Information shown:
## Start
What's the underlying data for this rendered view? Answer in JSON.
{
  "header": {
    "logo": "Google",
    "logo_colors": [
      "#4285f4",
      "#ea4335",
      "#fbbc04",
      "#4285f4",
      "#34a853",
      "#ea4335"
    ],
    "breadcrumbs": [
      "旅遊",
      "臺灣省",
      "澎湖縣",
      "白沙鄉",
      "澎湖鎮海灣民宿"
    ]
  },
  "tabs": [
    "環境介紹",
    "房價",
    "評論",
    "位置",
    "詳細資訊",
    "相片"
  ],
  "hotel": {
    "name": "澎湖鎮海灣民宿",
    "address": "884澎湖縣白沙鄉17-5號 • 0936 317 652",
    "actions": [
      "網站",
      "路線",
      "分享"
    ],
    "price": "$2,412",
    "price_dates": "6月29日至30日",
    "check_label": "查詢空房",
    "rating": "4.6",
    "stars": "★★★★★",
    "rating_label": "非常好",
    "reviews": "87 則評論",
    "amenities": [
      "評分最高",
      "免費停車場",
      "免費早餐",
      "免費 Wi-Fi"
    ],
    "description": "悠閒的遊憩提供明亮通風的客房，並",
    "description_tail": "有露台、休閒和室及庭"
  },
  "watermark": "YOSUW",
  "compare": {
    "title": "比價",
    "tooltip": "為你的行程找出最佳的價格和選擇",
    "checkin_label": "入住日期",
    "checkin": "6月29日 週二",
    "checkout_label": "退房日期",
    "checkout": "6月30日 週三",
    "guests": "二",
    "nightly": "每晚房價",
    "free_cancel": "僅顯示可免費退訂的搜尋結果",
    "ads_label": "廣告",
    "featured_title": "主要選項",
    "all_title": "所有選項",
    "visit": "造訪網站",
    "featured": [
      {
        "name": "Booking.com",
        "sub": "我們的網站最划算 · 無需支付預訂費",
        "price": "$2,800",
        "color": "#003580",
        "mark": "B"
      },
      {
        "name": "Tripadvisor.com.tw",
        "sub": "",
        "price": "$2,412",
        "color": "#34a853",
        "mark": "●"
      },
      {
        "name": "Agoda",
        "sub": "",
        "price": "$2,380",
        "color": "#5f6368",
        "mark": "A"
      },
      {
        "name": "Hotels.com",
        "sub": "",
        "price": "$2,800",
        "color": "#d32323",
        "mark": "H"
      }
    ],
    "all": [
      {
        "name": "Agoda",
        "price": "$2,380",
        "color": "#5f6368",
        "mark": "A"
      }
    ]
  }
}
## End
Goal of the exercise:
Each record must be returned exactly as it is written.

Result for this exercise:
What's the underlying data for this rendered view? Answer in JSON.
{
  "header": {
    "logo": "Google",
    "logo_colors": [
      "#4285f4",
      "#ea4335",
      "#fbbc04",
      "#4285f4",
      "#34a853",
      "#ea4335"
    ],
    "breadcrumbs": [
      "旅遊",
      "臺灣省",
      "澎湖縣",
      "白沙鄉",
      "澎湖鎮海灣民宿"
    ]
  },
  "tabs": [
    "環境介紹",
    "房價",
    "評論",
    "位置",
    "詳細資訊",
    "相片"
  ],
  "hotel": {
    "name": "澎湖鎮海灣民宿",
    "address": "884澎湖縣白沙鄉17-5號 • 0936 317 652",
    "actions": [
      "網站",
      "路線",
      "分享"
    ],
    "price": "$2,412",
    "price_dates": "6月29日至30日",
    "check_label": "查詢空房",
    "rating": "4.6",
    "stars": "★★★★★",
    "rating_label": "非常好",
    "reviews": "87 則評論",
    "amenities": [
      "評分最高",
      "免費停車場",
      "免費早餐",
      "免費 Wi-Fi"
    ],
    "description": "悠閒的遊憩提供明亮通風的客房，並",
    "description_tail": "有露台、休閒和室及庭"
  },
  "watermark": "YOSUW",
  "compare": {
    "title": "比價",
    "tooltip": "為你的行程找出最佳的價格和選擇",
    "checkin_label": "入住日期",
    "checkin": "6月29日 週二",
    "checkout_label": "退房日期",
    "checkout": "6月30日 週三",
    "guests": "二",
    "nightly": "每晚房價",
    "free_cancel": "僅顯示可免費退訂的搜尋結果",
    "ads_label": "廣告",
    "featured_title": "主要選項",
    "all_title": "所有選項",
    "visit": "造訪網站",
    "featured": [
      {
        "name": "Booking.com",
        "sub": "我們的網站最划算 · 無需支付預訂費",
        "price": "$2,800",
        "color": "#003580",
        "mark": "B"
      },
      {
        "name": "Tripadvisor.com.tw",
        "sub": "",
        "price": "$2,412",
        "color": "#34a853",
        "mark": "●"
      },
      {
        "name": "Agoda",
        "sub": "",
        "price": "$2,380",
        "color": "#5f6368",
        "mark": "A"
      },
      {
        "name": "Hotels.com",
        "sub": "",
        "price": "$2,800",
        "color": "#d32323",
        "mark": "H"
      }
    ],
    "all": [
      {
        "name": "Agoda",
        "price": "$2,380",
        "color": "#5f6368",
        "mark": "A"
      }
    ]
  }
}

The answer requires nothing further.